** BEGIN SUPPLIED MATERIAL **

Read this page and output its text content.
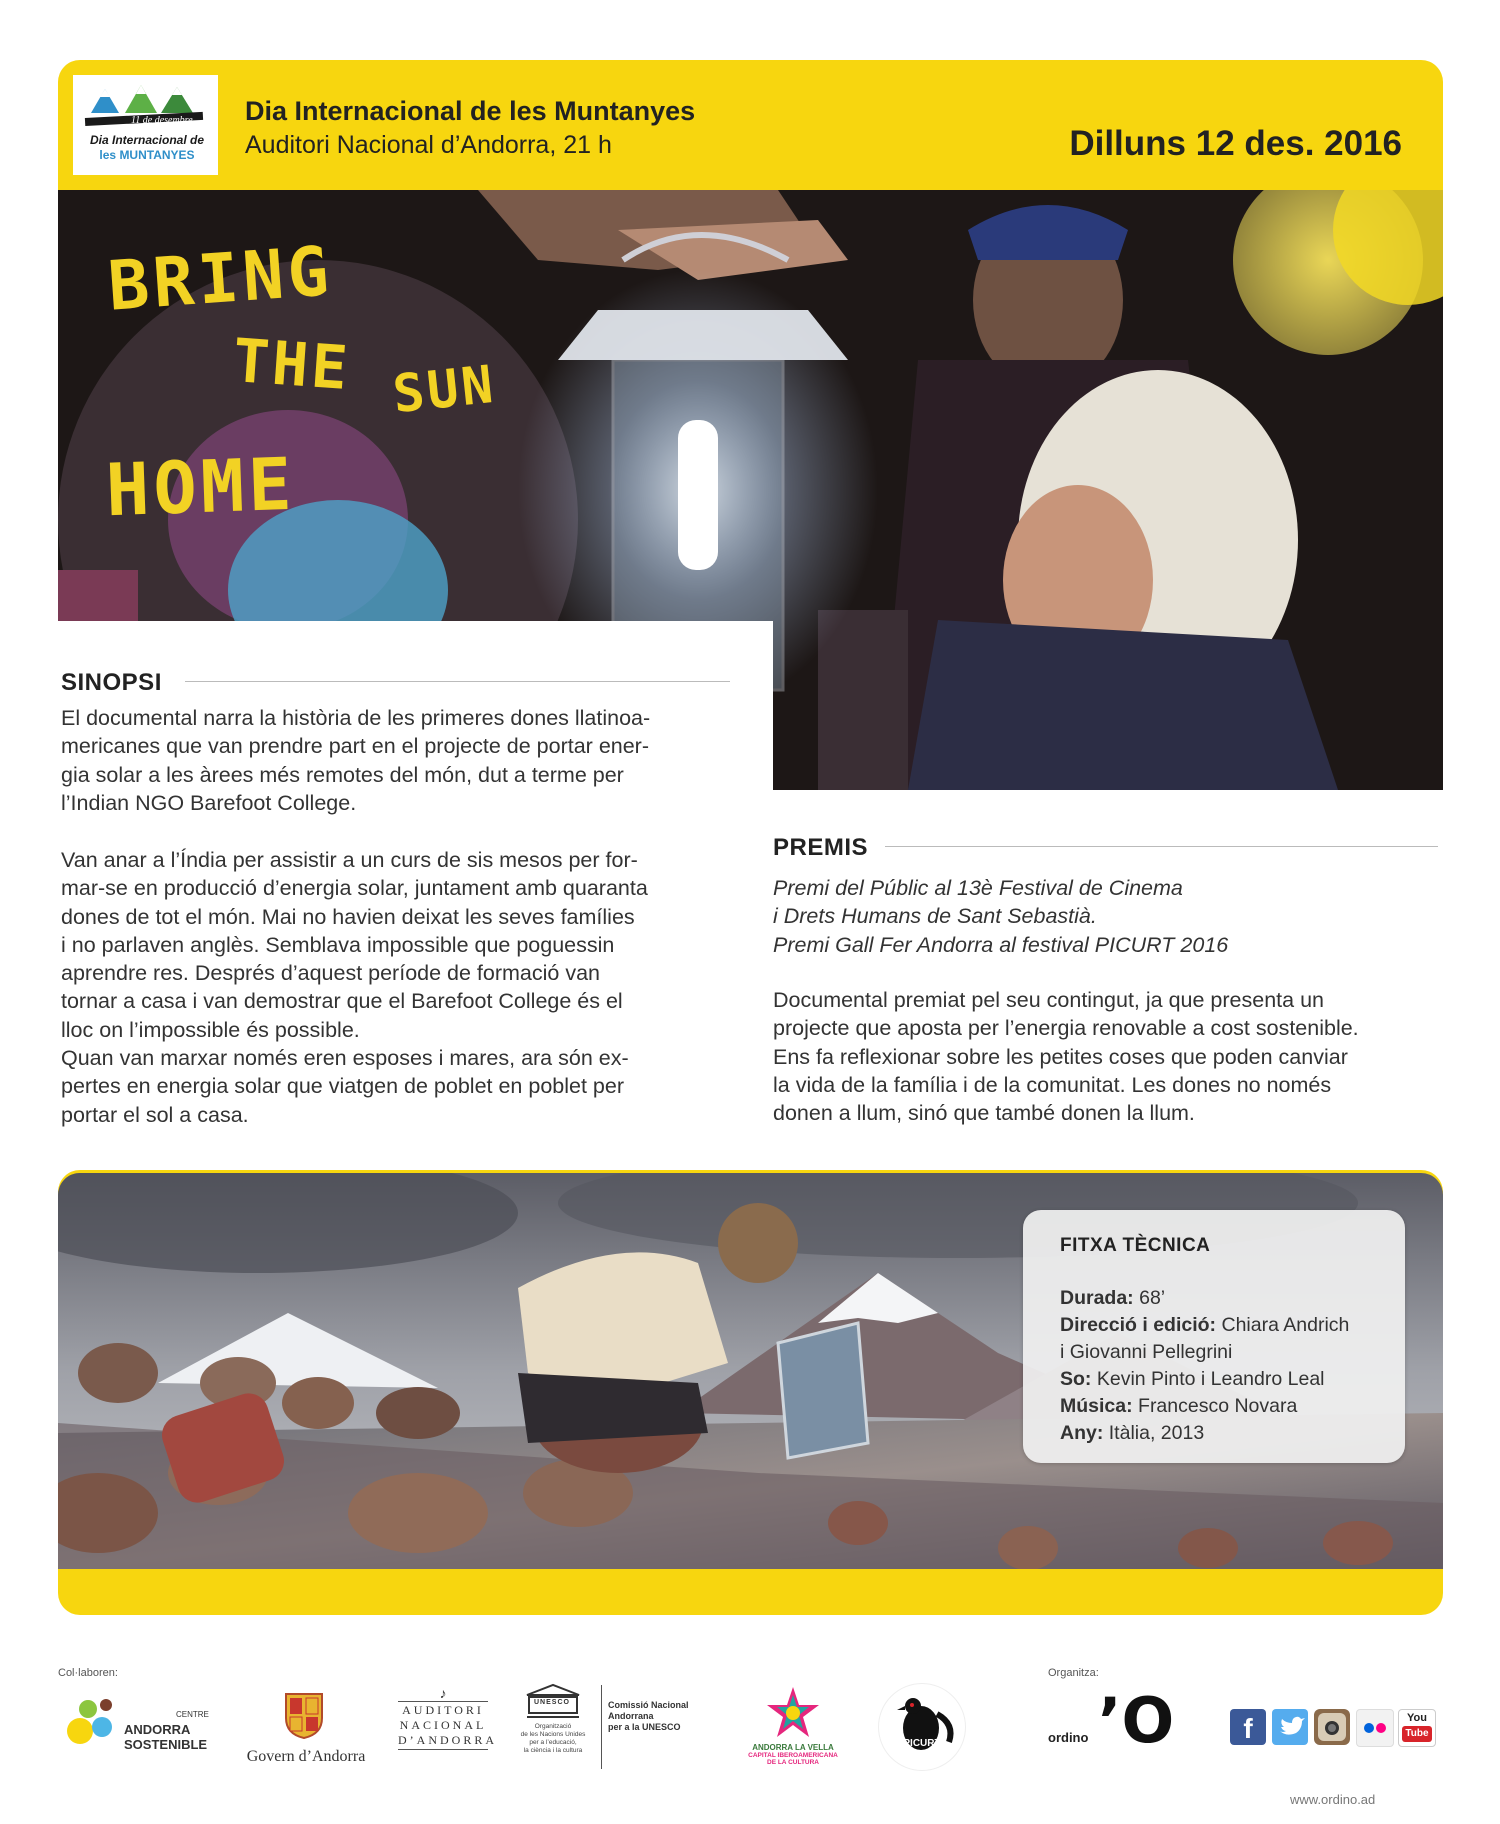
11 de desembre
Dia Internacional de
les MUNTANYES
Dia Internacional de les Muntanyes
Auditori Nacional d’Andorra, 21 h	Dilluns 12 des. 2016
BRING
THE SUN
HOME
SINOPSI
El documental narra la història de les primeres dones llatinoa-
mericanes que van prendre part en el projecte de portar ener-
gia solar a les àrees més remotes del món, dut a terme per
l’Indian NGO Barefoot College.
Van anar a l’Índia per assistir a un curs de sis mesos per for-
mar-se en producció d’energia solar, juntament amb quaranta
dones de tot el món. Mai no havien deixat les seves famílies
i no parlaven anglès. Semblava impossible que poguessin
aprendre res. Després d’aquest període de formació van
tornar a casa i van demostrar que el Barefoot College és el
lloc on l’impossible és possible.
Quan van marxar només eren esposes i mares, ara són ex-
pertes en energia solar que viatgen de poblet en poblet per
portar el sol a casa.
PREMIS
Premi del Públic al 13è Festival de Cinema
i Drets Humans de Sant Sebastià.
Premi Gall Fer Andorra al festival PICURT 2016
Documental premiat pel seu contingut, ja que presenta un
projecte que aposta per l’energia renovable a cost sostenible.
Ens fa reflexionar sobre les petites coses que poden canviar
la vida de la família i de la comunitat. Les dones no només
donen a llum, sinó que també donen la llum.
FITXA TÈCNICA
Durada: 68’
Direcció i edició: Chiara Andrich
i Giovanni Pellegrini
So: Kevin Pinto i Leandro Leal
Música: Francesco Novara
Any: Itàlia, 2013
Col·laboren:	Organitza:
CENTRE
ANDORRA
SOSTENIBLE
Govern d’Andorra
♪
AUDITORI
NACIONAL
D’ANDORRA
UNESCO
Organització
de les Nacions Unides
per a l’educació,
la ciència i la cultura
Comissió Nacional Andorrana
per a la UNESCO
ANDORRA LA VELLA
CAPITAL IBEROAMERICANA
DE LA CULTURA
PICURT	ordino ’O	f	You
Tube
www.ordino.ad
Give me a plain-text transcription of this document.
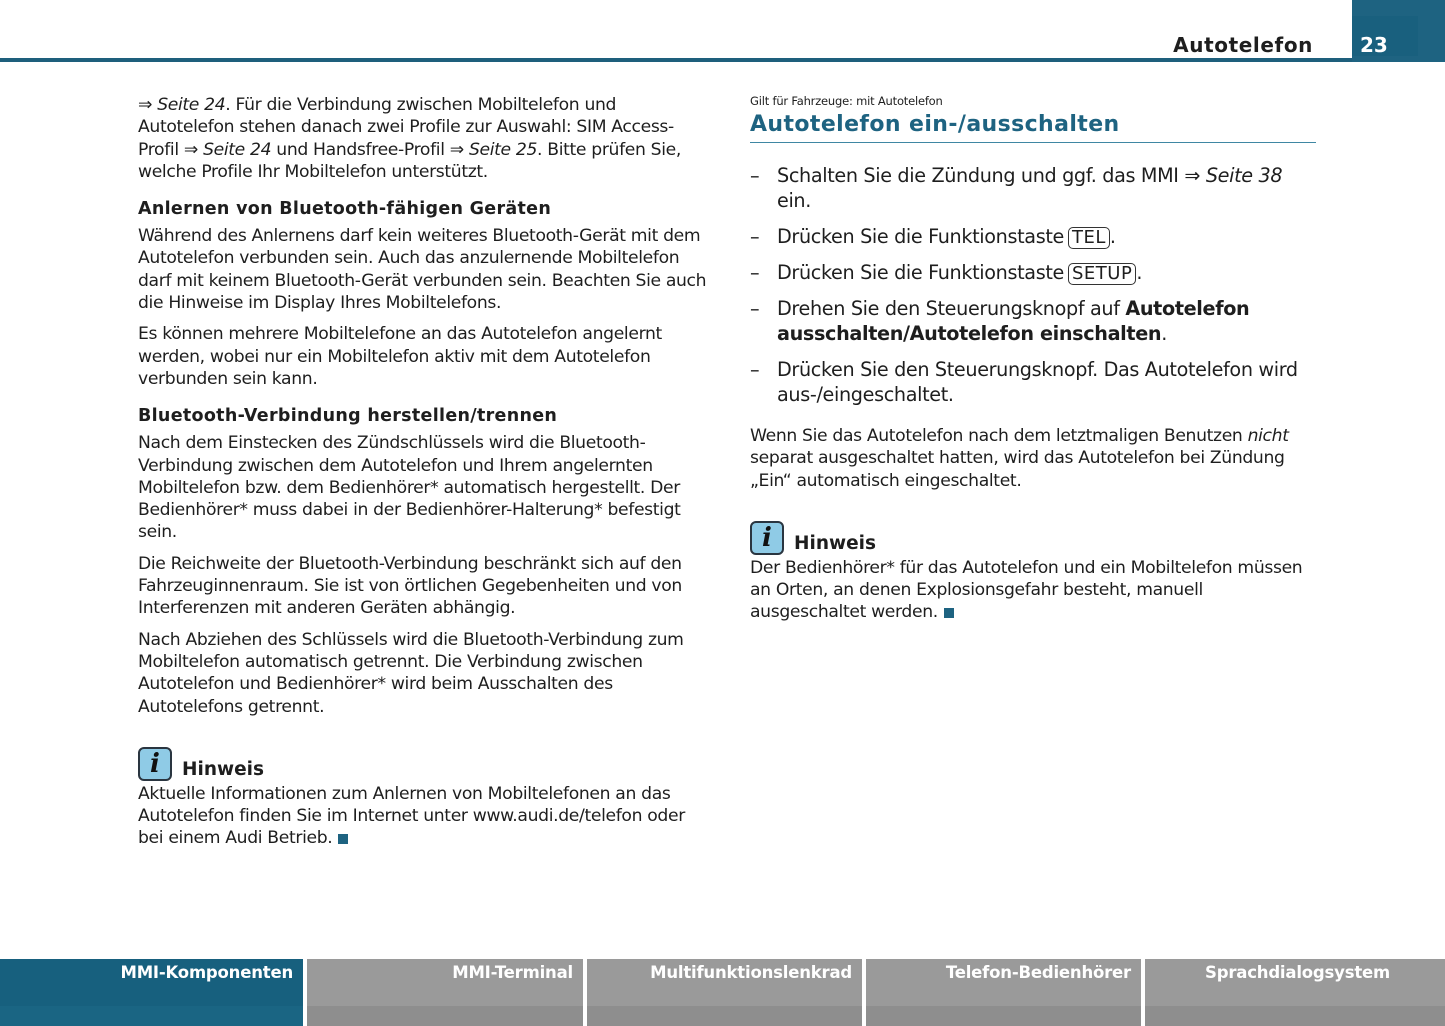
Autotelefon 23

⇒ Seite 24. Für die Verbindung zwischen Mobiltelefon und Autotelefon stehen danach zwei Profile zur Auswahl: SIM Access-Profil ⇒ Seite 24 und Handsfree-Profil ⇒ Seite 25. Bitte prüfen Sie, welche Profile Ihr Mobiltelefon unterstützt.

Anlernen von Bluetooth-fähigen Geräten

Während des Anlernens darf kein weiteres Bluetooth-Gerät mit dem Autotelefon verbunden sein. Auch das anzulernende Mobiltelefon darf mit keinem Bluetooth-Gerät verbunden sein. Beachten Sie auch die Hinweise im Display Ihres Mobiltelefons.

Es können mehrere Mobiltelefone an das Autotelefon angelernt werden, wobei nur ein Mobiltelefon aktiv mit dem Autotelefon verbunden sein kann.

Bluetooth-Verbindung herstellen/trennen

Nach dem Einstecken des Zündschlüssels wird die Bluetooth-Verbindung zwischen dem Autotelefon und Ihrem angelernten Mobiltelefon bzw. dem Bedienhörer* automatisch hergestellt. Der Bedienhörer* muss dabei in der Bedienhörer-Halterung* befestigt sein.

Die Reichweite der Bluetooth-Verbindung beschränkt sich auf den Fahrzeuginnenraum. Sie ist von örtlichen Gegebenheiten und von Interferenzen mit anderen Geräten abhängig.

Nach Abziehen des Schlüssels wird die Bluetooth-Verbindung zum Mobiltelefon automatisch getrennt. Die Verbindung zwischen Autotelefon und Bedienhörer* wird beim Ausschalten des Autotelefons getrennt.

i	Hinweis

Aktuelle Informationen zum Anlernen von Mobiltelefonen an das Autotelefon finden Sie im Internet unter www.audi.de/telefon oder bei einem Audi Betrieb.

Gilt für Fahrzeuge: mit Autotelefon
Autotelefon ein-/ausschalten
– Schalten Sie die Zündung und ggf. das MMI ⇒ Seite 38 ein.
– Drücken Sie die Funktionstaste TEL .
– Drücken Sie die Funktionstaste SETUP .
– Drehen Sie den Steuerungsknopf auf Autotelefon ausschalten/Autotelefon einschalten.
– Drücken Sie den Steuerungsknopf. Das Autotelefon wird aus-/eingeschaltet.

Wenn Sie das Autotelefon nach dem letztmaligen Benutzen nicht separat ausgeschaltet hatten, wird das Autotelefon bei Zündung „Ein“ automatisch eingeschaltet.

i	Hinweis

Der Bedienhörer* für das Autotelefon und ein Mobiltelefon müssen an Orten, an denen Explosionsgefahr besteht, manuell ausgeschaltet werden.

MMI-Komponenten	MMI-Terminal	Multifunktionslenkrad	Telefon-Bedienhörer	Sprachdialogsystem
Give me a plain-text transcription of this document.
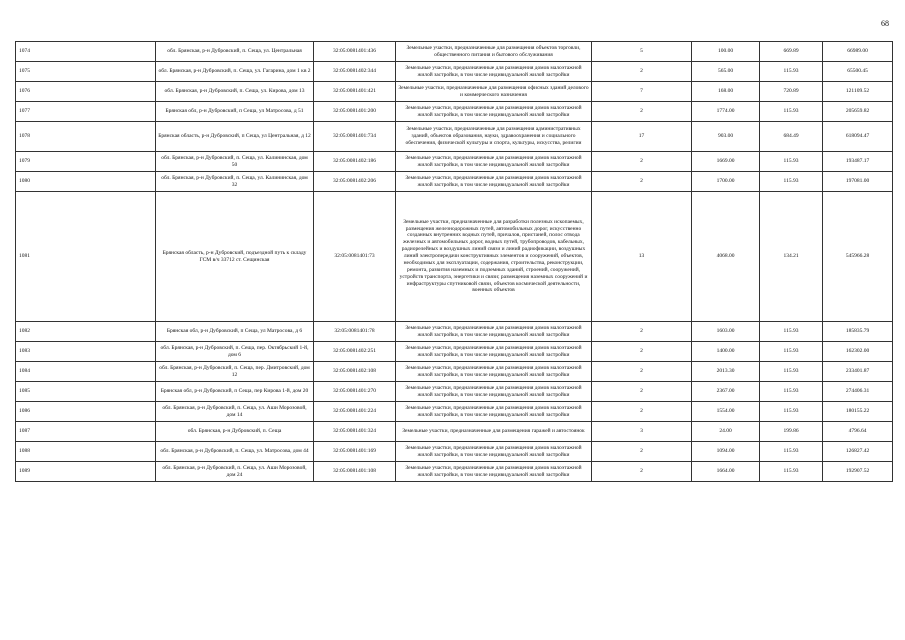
68
1074	обл. Брянская, р-н Дубровский, п. Сеща, ул. Центральная	32:05:0081401:436	Земельные участки, предназначенные для размещения объектов торговли, общественного питания и бытового обслуживания	5	100.00	669.89	66989.00
1075	обл. Брянская, р-н Дубровский, п. Сеща, ул. Гагарина, дом 1 кв 2	32:05:0081402:344	Земельные участки, предназначенные для размещения домов малоэтажной жилой застройки, в том числе индивидуальной жилой застройки	2	565.00	115.93	65500.45
1076	обл. Брянская, р-н Дубровский, п. Сеща, ул. Кирова, дом 13	32:05:0081401:421	Земельные участки, предназначенные для размещения офисных зданий делового и коммерческого назначения	7	168.00	720.89	121109.52
1077	Брянская обл, р-н Дубровский, п Сеща, ул Матросова, д 51	32:05:0081401:200	Земельные участки, предназначенные для размещения домов малоэтажной жилой застройки, в том числе индивидуальной жилой застройки	2	1774.00	115.93	205659.82
1078	Брянская область, р-н Дубровский, п Сеща, ул Центральная, д 12	32:05:0081401:734	Земельные участки, предназначенные для размещения административных зданий, объектов образования, науки, здравоохранения и социального обеспечения, физической культуры и спорта, культуры, искусства, религии	17	903.00	684.49	618094.47
1079	обл. Брянская, р-н Дубровский, п. Сеща, ул. Калининская, дом 50	32:05:0081402:186	Земельные участки, предназначенные для размещения домов малоэтажной жилой застройки, в том числе индивидуальной жилой застройки	2	1669.00	115.93	193487.17
1080	обл. Брянская, р-н Дубровский, п. Сеща, ул. Калининская, дом 32	32:05:0081402:206	Земельные участки, предназначенные для размещения домов малоэтажной жилой застройки, в том числе индивидуальной жилой застройки	2	1700.00	115.93	197081.00
1081	Брянская область, р-н Дубровский, подъездной путь к складу ГСМ в/ч 33712 ст. Сещинская	32:05:0081401:73	Земельные участки, предназначенные для разработки полезных ископаемых, размещения железнодорожных путей, автомобильных дорог, искусственно созданных внутренних водных путей, причалов, пристаней, полос отвода железных и автомобильных дорог, водных путей, трубопроводов, кабельных, радиорелейных и воздушных линий связи и линий радиофикации, воздушных линий электропередачи конструктивных элементов и сооружений, объектов, необходимых для эксплуатации, содержания, строительства, реконструкции, ремонта, развития наземных и подземных зданий, строений, сооружений, устройств транспорта, энергетики и связи; размещения наземных сооружений и инфраструктуры спутниковой связи, объектов космической деятельности, военных объектов	13	4068.00	134.21	545966.28
1082	Брянская обл, р-н Дубровский, п Сеща, ул Матросова, д 6	32:05:0081401:78	Земельные участки, предназначенные для размещения домов малоэтажной жилой застройки, в том числе индивидуальной жилой застройки	2	1603.00	115.93	185835.79
1083	обл. Брянская, р-н Дубровский, п. Сеща, пер. Октябрьский 1-й, дом 6	32:05:0081402:251	Земельные участки, предназначенные для размещения домов малоэтажной жилой застройки, в том числе индивидуальной жилой застройки	2	1400.00	115.93	162302.00
1084	обл. Брянская, р-н Дубровский, п. Сеща, пер. Дмитровский, дом 12	32:05:0081402:108	Земельные участки, предназначенные для размещения домов малоэтажной жилой застройки, в том числе индивидуальной жилой застройки	2	2013.30	115.93	233401.87
1085	Брянская обл, р-н Дубровский, п Сеща, пер Кирова 1-й, дом 20	32:05:0081401:270	Земельные участки, предназначенные для размещения домов малоэтажной жилой застройки, в том числе индивидуальной жилой застройки	2	2367.00	115.93	274406.31
1086	обл. Брянская, р-н Дубровский, п. Сеща, ул. Аши Морозовой, дом 14	32:05:0081401:224	Земельные участки, предназначенные для размещения домов малоэтажной жилой застройки, в том числе индивидуальной жилой застройки	2	1554.00	115.93	180155.22
1087	обл. Брянская, р-н Дубровский, п. Сеща	32:05:0081401:324	Земельные участки, предназначенные для размещения гаражей и автостоянок	3	24.00	199.86	4796.64
1088	обл. Брянская, р-н Дубровский, п. Сеща, ул. Матросова, дом 44	32:05:0081401:169	Земельные участки, предназначенные для размещения домов малоэтажной жилой застройки, в том числе индивидуальной жилой застройки	2	1094.00	115.93	126827.42
1089	обл. Брянская, р-н Дубровский, п. Сеща, ул. Аши Морозовой, дом 24	32:05:0081401:108	Земельные участки, предназначенные для размещения домов малоэтажной жилой застройки, в том числе индивидуальной жилой застройки	2	1664.00	115.93	192907.52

** END SUPPLIED MATERIAL **

### WHAT THE TASK REQUIRES:
Gather each line that holds "werden".

### TASK RESPONSE:
Es können mehrere Mobiltelefone an das Autotelefon angelernt werden, wobei nur ein Mobiltelefon aktiv mit dem Autotelefon verbunden sein kann.
Der Bedienhörer* für das Autotelefon und ein Mobiltelefon müssen an Orten, an denen Explosionsgefahr besteht, manuell ausgeschaltet werden.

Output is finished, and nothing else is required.